» **EXCERTO**:
______
Tempo de sargos!

Haverá peixe mais emblemático e omnipresente nas nossas costas que o sargo?

O Diplodus sargus vive em todo o tipo de habitats, na pedra, na areia, na vaza, perto da costa, em peões longe da costa. Difícil mesmo é encontrar um lugar onde eles não estejam.
Alimentando-se de tudo aquilo que encontra, este esparídeo é de uma versatilidade impressionante, e com isso ganha a possibilidade de deambular por onde lhe parece mais conveniente.
Já aqui esteve no blog, e seguramente vai voltar, porque para peixes deste perfil, nunca será excessivo dizer algo mais.
Se os grandes exemplares podem atingir os 45 cm, para cerca de 2 kgs de peso, a média será um pouco mais modesta, ficando-se pelos 20 a 30 cm. Atingem a maturidade sexual com dois anos, por volta dos 17 cm, e são de reprodução fácil, normalmente bem sucedida.
Podemos encontrar bancos de peixes com milhares de indivíduos, e em algumas zonas muito recatadas, ainda é possível ver como preenchem frestas na pedra até não caber mais um. Já aqui trouxe fotos minhas de caçadas de sargos dos tempos em que havia peixes destes à tonelada. Em Janeiro, mês de excelência para a sua concentração, chegam a densidades de tapar o fundo. Esta espécie é hermafrodita protândrica, que quer dizer que os exemplares jovens são machos, mudando posteriormente para fêmeas.
Se o seu espaço natural são as rochas batidas pelas ondas, onde encontram mexilhões, perceves, ouriços, cracas, poliquetas, equinodermes, etc, também é possível encontrá-los afastados da costa, em pedras isoladas na areia.
Podem ser pescados com enorme facilidade nas rochas expostas à ondulação, em zonas de espuma, através dos tradicionais métodos de pesca à boia, ou à chumbadinha. Aí, a agitação das águas, a concorrência com outros do mesmo grupo, e um pouco de engodo de sardinha, fazem razias nos cardumes residentes. Bem mais difícil é conseguir convencê-los ao largo, com modelos de pesca vertical. Em águas paradas, são desconfiados, esquivos, e por isso não serão um peixe para todos. As baixadas terão de ser forçosamente finas, discretas, e a apresentação da iscada feita com algum cuidado.
Tenho alguns pesqueiros, com pouco mais de 12 metros, onde ainda existem concentrações de sargos todo o ano. São peixes adultos, fortes, e que se deixam enganar com linhas muito finas, fluorocarbonos 0.23mm como máximo, se a água não estiver demasiado limpa. Em condições extremas, águas azuis e paradas, uma cana fina, muito ligeira, de ponteira elástica, e linha 0.18mm em nylon pode resolver. Há que tentá-los com camarão vivo, camarinha, ou melhor ainda o chamado “camarão de Espinho” vivo, que é muito comum nas tocas de safio e está disponível para quem mergulha. É tentar com um anzol não demasiado grande, de arame fino, leve, e um peso não superior a 10 gramas. Deixar cair suavemente em cima da fresta. A seguir, há que trabalhar bem, porque não é pressuposto deixar escapar um único peixe, ou ficam todos alarmados. Os peixes de 1,5 kgs a 2 kgs não chegam a esse peso sem ver muita coisa…e passam a estar mais recatados, a olhar com reservas para a isca que lhe propomos.
______
» **OBJETIVO 1**: Copie sem alterações as entradas, desde a linha que contém "- numero-fax-field[interactable]: [148, 199, 410, 215]" até à linha que contém "- numero-telefono-label: Numero", ambas incluídas.

[Entradas de caixas de elementos de imagem]
______
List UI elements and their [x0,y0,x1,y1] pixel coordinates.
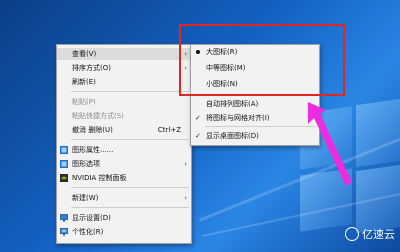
desktop-context-menu: 查看(V) › 排序方式(O) › 刷新(E) 粘贴(P) 粘贴快捷方式(S) … [56,44,192,244]
menu-item-label: 大图标(R) [206,48,238,56]
menu-item-label: 图形属性...... [72,146,114,154]
nvidia-icon [60,174,68,182]
menu-item-sort-by[interactable]: 排序方式(O) › [57,62,191,74]
intel-graphics-icon [60,146,68,154]
radio-bullet-icon [196,50,200,54]
checkmark-icon: ✓ [195,132,201,140]
menu-item-new[interactable]: 新建(W) › [57,192,191,204]
chevron-right-icon: › [184,194,187,202]
menu-item-label: 显示桌面图标(D) [206,132,259,140]
menu-shortcut-text: Ctrl+Z [157,126,181,134]
checkmark-icon: ✓ [195,114,201,122]
chevron-right-icon: › [184,160,187,168]
menu-item-display-settings[interactable]: 显示设置(D) [57,212,191,224]
menu-item-graphics-options[interactable]: 图形选项 › [57,158,191,170]
watermark: 亿速云 [345,226,395,242]
menu-item-nvidia-control-panel[interactable]: NVIDIA 控制面板 [57,172,191,184]
watermark-logo-icon [345,227,359,241]
menu-item-label: 自动排列图标(A) [206,100,259,108]
menu-item-undo-delete[interactable]: 撤消 删除(U) Ctrl+Z [57,124,191,136]
menu-item-paste-shortcut[interactable]: 粘贴快捷方式(S) [57,110,191,122]
menu-separator [205,94,317,95]
chevron-right-icon: › [184,50,187,58]
submenu-item-large-icons[interactable]: 大图标(R) [191,46,319,58]
menu-separator [71,91,189,92]
menu-item-label: 小图标(N) [206,80,238,88]
display-icon [60,214,68,222]
menu-item-label: 图形选项 [72,160,100,168]
menu-item-label: 粘贴快捷方式(S) [72,112,124,120]
menu-item-label: 查看(V) [72,50,97,58]
menu-item-label: 排序方式(O) [72,64,111,72]
menu-item-label: 新建(W) [72,194,99,202]
menu-separator [71,139,189,140]
menu-item-label: 粘贴(P) [72,98,96,106]
menu-item-label: 个性化(R) [72,228,104,236]
chevron-right-icon: › [184,64,187,72]
menu-item-label: 刷新(E) [72,78,96,86]
menu-item-graphics-properties[interactable]: 图形属性...... [57,144,191,156]
menu-item-paste[interactable]: 粘贴(P) [57,96,191,108]
watermark-text: 亿速云 [362,228,395,241]
pointer-arrow-icon [308,102,352,186]
menu-item-label: 中等图标(M) [206,64,246,72]
intel-graphics-icon [60,160,68,168]
menu-separator [71,207,189,208]
menu-item-label: 显示设置(D) [72,214,111,222]
menu-item-refresh[interactable]: 刷新(E) [57,76,191,88]
submenu-item-small-icons[interactable]: 小图标(N) [191,78,319,90]
submenu-item-medium-icons[interactable]: 中等图标(M) [191,62,319,74]
menu-item-label: 撤消 删除(U) [72,126,113,134]
menu-separator [71,187,189,188]
menu-item-label: NVIDIA 控制面板 [72,174,127,182]
personalize-icon [60,228,68,236]
menu-item-personalize[interactable]: 个性化(R) [57,226,191,238]
menu-item-view[interactable]: 查看(V) › [57,48,191,60]
menu-item-label: 将图标与网格对齐(I) [206,114,270,122]
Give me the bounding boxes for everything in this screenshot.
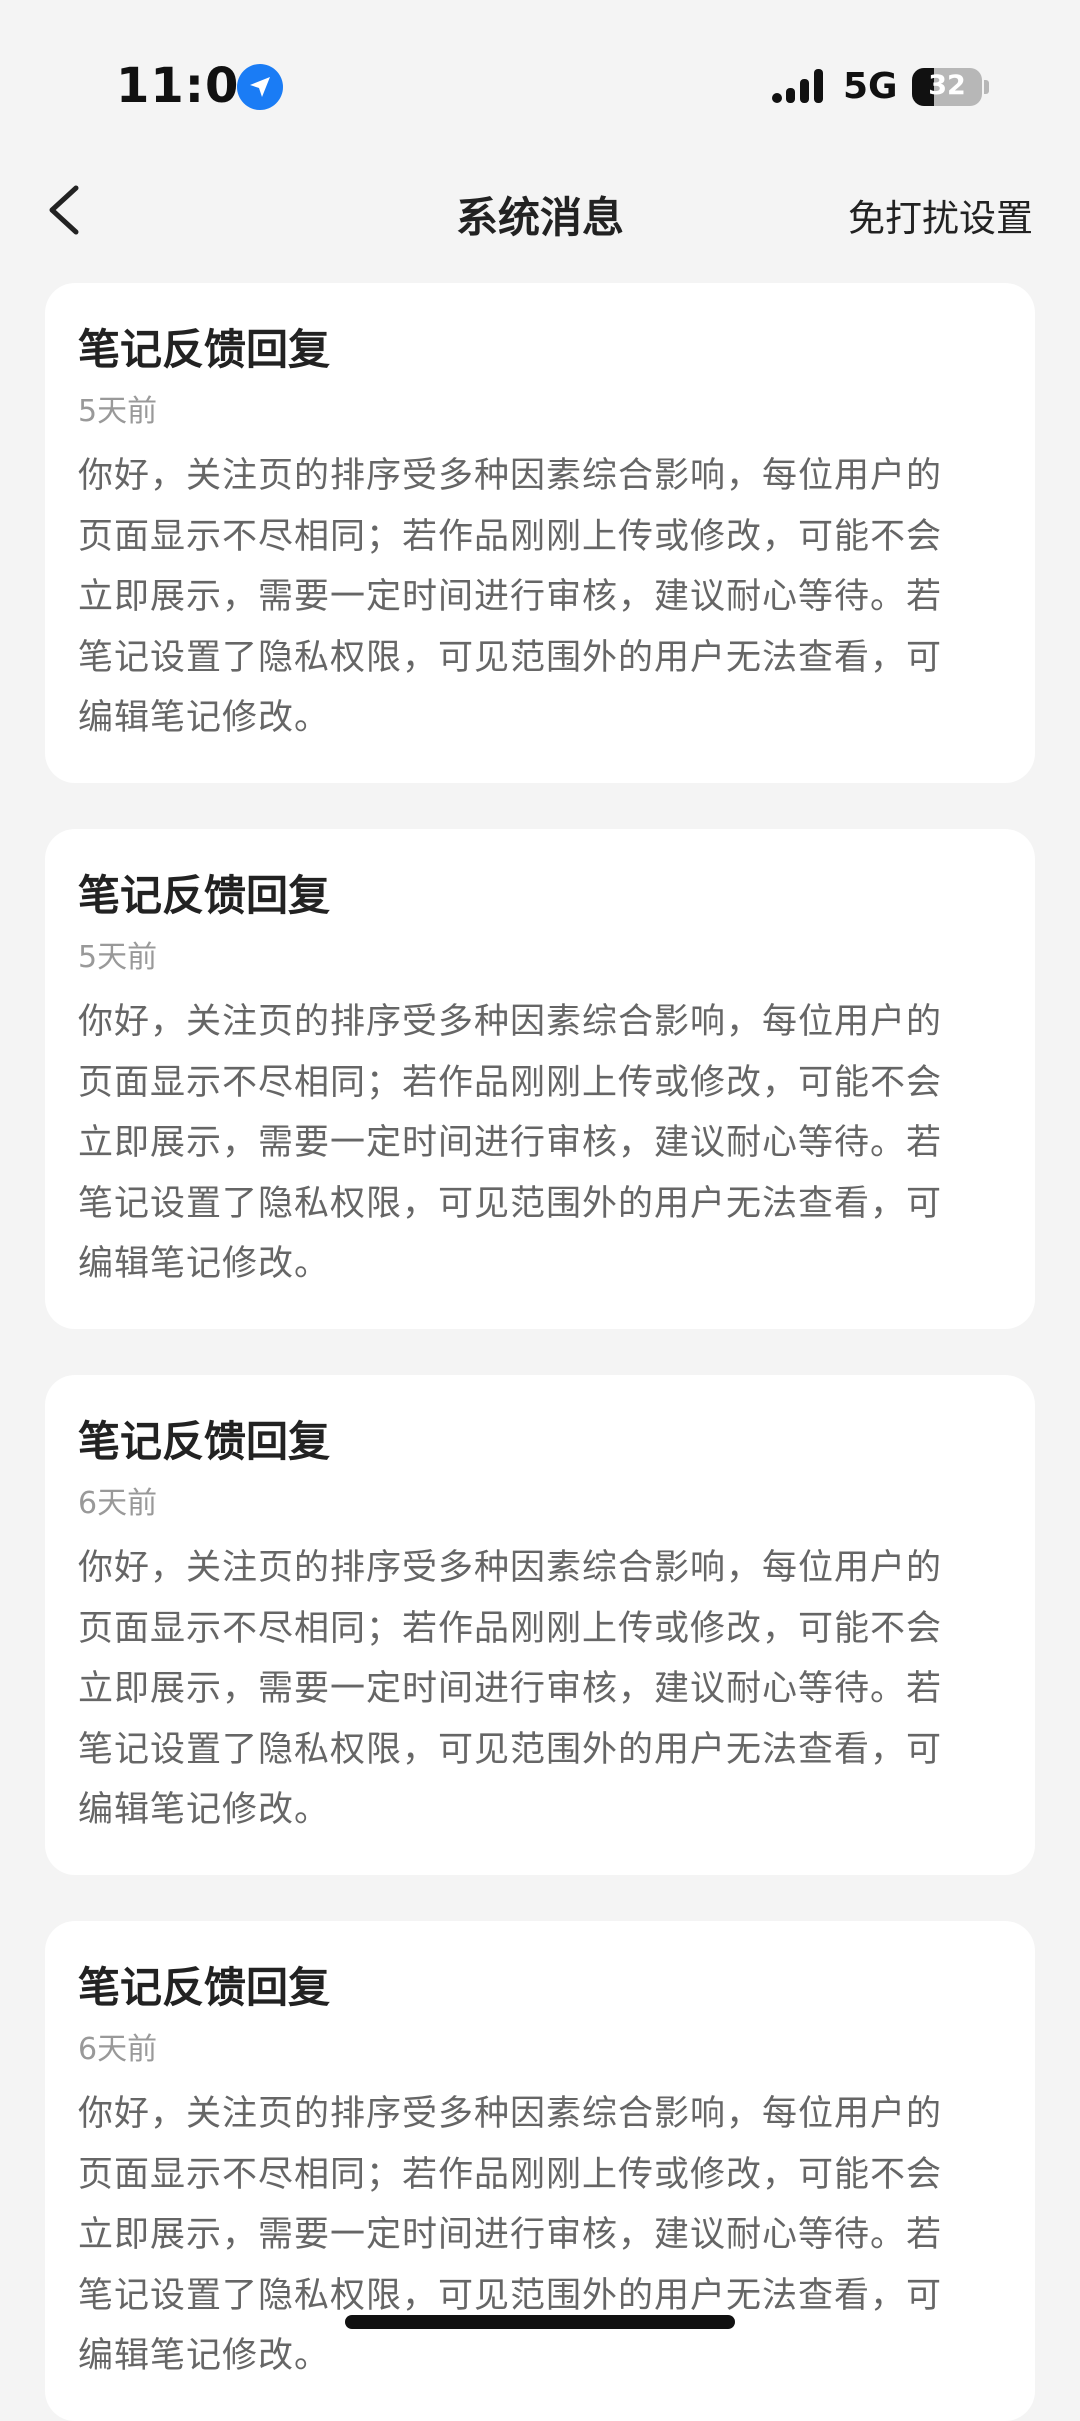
message-body: 你好，关注页的排序受多种因素综合影响，每位用户的 页面显示不尽相同；若作品刚刚上… xyxy=(78,2094,943,2376)
message-time: 6天前 xyxy=(78,1486,158,1521)
location-arrow-icon xyxy=(237,64,283,110)
message-title: 笔记反馈回复 xyxy=(78,1963,331,2012)
message-card[interactable]: 笔记反馈回复 6天前 你好，关注页的排序受多种因素综合影响，每位用户的 页面显示… xyxy=(45,1375,1035,1875)
message-title: 笔记反馈回复 xyxy=(78,325,331,374)
signal-bars-icon xyxy=(772,69,823,103)
message-body: 你好，关注页的排序受多种因素综合影响，每位用户的 页面显示不尽相同；若作品刚刚上… xyxy=(78,1002,943,1284)
network-label: 5G xyxy=(843,66,898,107)
message-time: 5天前 xyxy=(78,394,158,429)
message-time: 6天前 xyxy=(78,2032,158,2067)
message-card[interactable]: 笔记反馈回复 6天前 你好，关注页的排序受多种因素综合影响，每位用户的 页面显示… xyxy=(45,1921,1035,2421)
battery-level: 32 xyxy=(928,70,966,101)
message-body: 你好，关注页的排序受多种因素综合影响，每位用户的 页面显示不尽相同；若作品刚刚上… xyxy=(78,1548,943,1830)
message-time: 5天前 xyxy=(78,940,158,975)
status-bar: 11:06 5G 32 xyxy=(0,0,1080,150)
do-not-disturb-settings-button[interactable]: 免打扰设置 xyxy=(848,188,1033,242)
nav-bar: 系统消息 免打扰设置 xyxy=(0,160,1080,260)
battery-tip xyxy=(984,80,989,94)
home-indicator[interactable] xyxy=(345,2315,735,2329)
battery-icon: 32 xyxy=(912,68,982,106)
message-title: 笔记反馈回复 xyxy=(78,1417,331,1466)
message-body: 你好，关注页的排序受多种因素综合影响，每位用户的 页面显示不尽相同；若作品刚刚上… xyxy=(78,456,943,738)
message-card[interactable]: 笔记反馈回复 5天前 你好，关注页的排序受多种因素综合影响，每位用户的 页面显示… xyxy=(45,829,1035,1329)
message-title: 笔记反馈回复 xyxy=(78,871,331,920)
message-card[interactable]: 笔记反馈回复 5天前 你好，关注页的排序受多种因素综合影响，每位用户的 页面显示… xyxy=(45,283,1035,783)
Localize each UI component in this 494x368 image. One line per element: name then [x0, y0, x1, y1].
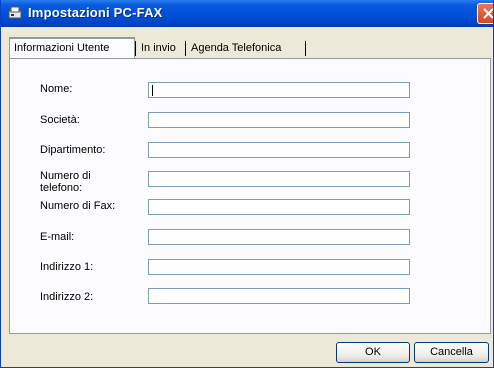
- numero-fax-field[interactable]: [148, 199, 410, 215]
- numero-telefono-field[interactable]: [148, 171, 410, 187]
- indirizzo2-label: Indirizzo 2:: [40, 291, 94, 303]
- dipartimento-label: Dipartimento:: [40, 144, 106, 156]
- text-caret: [152, 85, 153, 96]
- societa-field[interactable]: [148, 112, 410, 128]
- close-button[interactable]: [477, 3, 493, 24]
- tab-agenda-telefonica[interactable]: Agenda Telefonica: [187, 39, 305, 58]
- close-icon: [483, 8, 493, 19]
- dipartimento-field[interactable]: [148, 142, 410, 158]
- email-label: E-mail:: [40, 231, 75, 243]
- tab-label: Agenda Telefonica: [191, 42, 282, 54]
- tab-panel: Nome: Società: Dipartimento: Numero di t…: [9, 58, 491, 334]
- tab-label: In invio: [141, 42, 176, 54]
- numero-telefono-label: Numero di telefono:: [40, 170, 91, 194]
- tab-separator: [305, 41, 306, 56]
- tab-label: Informazioni Utente: [14, 42, 110, 54]
- dialog-window: Impostazioni PC-FAX Informazioni Utente …: [0, 0, 494, 368]
- indirizzo1-label: Indirizzo 1:: [40, 261, 94, 273]
- indirizzo1-field[interactable]: [148, 259, 410, 275]
- tab-informazioni-utente[interactable]: Informazioni Utente: [9, 37, 135, 58]
- fax-icon: [7, 5, 23, 21]
- nome-label: Nome:: [40, 83, 73, 95]
- societa-label: Società:: [40, 114, 80, 126]
- window-title: Impostazioni PC-FAX: [28, 5, 163, 20]
- numero-fax-label: Numero di Fax:: [40, 200, 116, 212]
- title-bar[interactable]: Impostazioni PC-FAX: [1, 0, 493, 27]
- nome-field[interactable]: [148, 82, 410, 98]
- cancel-button[interactable]: Cancella: [414, 342, 489, 363]
- tab-separator: [185, 41, 186, 56]
- indirizzo2-field[interactable]: [148, 288, 410, 304]
- email-field[interactable]: [148, 229, 410, 245]
- tab-in-invio[interactable]: In invio: [137, 39, 185, 58]
- tab-separator: [135, 41, 136, 56]
- ok-button[interactable]: OK: [336, 342, 410, 363]
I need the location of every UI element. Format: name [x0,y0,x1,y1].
______
» **OBJETIVO 2**: Repita fielmente o trecho do texto sobre os sargos que vai de "Haverá peixe mais" a "dizer algo mais.".

» **RESPOSTA ESPERADA 1**:
- numero-fax-field[interactable]: [148, 199, 410, 215]
- numero-telefono-field[interactable]: [148, 171, 410, 187]
- indirizzo2-label: Indirizzo 2:: [40, 291, 94, 303]
- dipartimento-label: Dipartimento:: [40, 144, 106, 156]
- text-caret: [152, 85, 153, 96]
- societa-field[interactable]: [148, 112, 410, 128]
- close-button[interactable]: [477, 3, 493, 24]
- tab-agenda-telefonica[interactable]: Agenda Telefonica: [187, 39, 305, 58]
- close-icon: [483, 8, 493, 19]
- dipartimento-field[interactable]: [148, 142, 410, 158]
- email-label: E-mail:: [40, 231, 75, 243]
- tab-label: Agenda Telefonica: [191, 42, 282, 54]
- tab-panel: Nome: Società: Dipartimento: Numero di t…: [9, 58, 491, 334]
- tab-label: In invio: [141, 42, 176, 54]
- numero-telefono-label: Numero di telefono:: [40, 170, 91, 194]

» **RESPOSTA ESPERADA 2**:
Haverá peixe mais emblemático e omnipresente nas nossas costas que o sargo?

O Diplodus sargus vive em todo o tipo de habitats, na pedra, na areia, na vaza, perto da costa, em peões longe da costa. Difícil mesmo é encontrar um lugar onde eles não estejam.
Alimentando-se de tudo aquilo que encontra, este esparídeo é de uma versatilidade impressionante, e com isso ganha a possibilidade de deambular por onde lhe parece mais conveniente.
Já aqui esteve no blog, e seguramente vai voltar, porque para peixes deste perfil, nunca será excessivo dizer algo mais.